# [DATA RECORDS]
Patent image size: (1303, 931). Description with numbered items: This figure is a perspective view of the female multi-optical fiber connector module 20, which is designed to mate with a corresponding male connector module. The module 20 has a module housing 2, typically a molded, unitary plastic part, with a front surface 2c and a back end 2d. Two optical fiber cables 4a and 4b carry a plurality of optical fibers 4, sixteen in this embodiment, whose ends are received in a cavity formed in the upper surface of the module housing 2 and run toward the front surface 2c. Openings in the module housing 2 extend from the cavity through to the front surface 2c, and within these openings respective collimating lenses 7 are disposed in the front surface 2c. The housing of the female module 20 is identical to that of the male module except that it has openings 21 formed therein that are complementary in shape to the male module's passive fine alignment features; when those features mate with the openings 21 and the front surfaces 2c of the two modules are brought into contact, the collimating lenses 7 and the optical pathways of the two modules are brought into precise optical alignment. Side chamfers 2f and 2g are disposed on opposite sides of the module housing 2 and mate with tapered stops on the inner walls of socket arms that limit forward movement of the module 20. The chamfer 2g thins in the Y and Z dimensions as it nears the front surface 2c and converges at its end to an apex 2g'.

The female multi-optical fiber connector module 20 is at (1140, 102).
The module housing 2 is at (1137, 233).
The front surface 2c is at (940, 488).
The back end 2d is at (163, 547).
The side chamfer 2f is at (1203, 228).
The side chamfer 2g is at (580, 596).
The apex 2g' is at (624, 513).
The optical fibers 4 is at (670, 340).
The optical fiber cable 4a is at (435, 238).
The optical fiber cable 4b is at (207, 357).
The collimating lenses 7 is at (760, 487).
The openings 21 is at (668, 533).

# [REQUIREMENT]
Copy out the stretch of the entries from the very first line through the line containing "The optical fiber cable 4b is at (207, 357).", keeping both ends and changing nothing.

# [SOLUTION TO THIS EXERCISE]
Patent image size: (1303, 931). Description with numbered items: This figure is a perspective view of the female multi-optical fiber connector module 20, which is designed to mate with a corresponding male connector module. The module 20 has a module housing 2, typically a molded, unitary plastic part, with a front surface 2c and a back end 2d. Two optical fiber cables 4a and 4b carry a plurality of optical fibers 4, sixteen in this embodiment, whose ends are received in a cavity formed in the upper surface of the module housing 2 and run toward the front surface 2c. Openings in the module housing 2 extend from the cavity through to the front surface 2c, and within these openings respective collimating lenses 7 are disposed in the front surface 2c. The housing of the female module 20 is identical to that of the male module except that it has openings 21 formed therein that are complementary in shape to the male module's passive fine alignment features; when those features mate with the openings 21 and the front surfaces 2c of the two modules are brought into contact, the collimating lenses 7 and the optical pathways of the two modules are brought into precise optical alignment. Side chamfers 2f and 2g are disposed on opposite sides of the module housing 2 and mate with tapered stops on the inner walls of socket arms that limit forward movement of the module 20. The chamfer 2g thins in the Y and Z dimensions as it nears the front surface 2c and converges at its end to an apex 2g'.

The female multi-optical fiber connector module 20 is at (1140, 102).
The module housing 2 is at (1137, 233).
The front surface 2c is at (940, 488).
The back end 2d is at (163, 547).
The side chamfer 2f is at (1203, 228).
The side chamfer 2g is at (580, 596).
The apex 2g' is at (624, 513).
The optical fibers 4 is at (670, 340).
The optical fiber cable 4a is at (435, 238).
The optical fiber cable 4b is at (207, 357).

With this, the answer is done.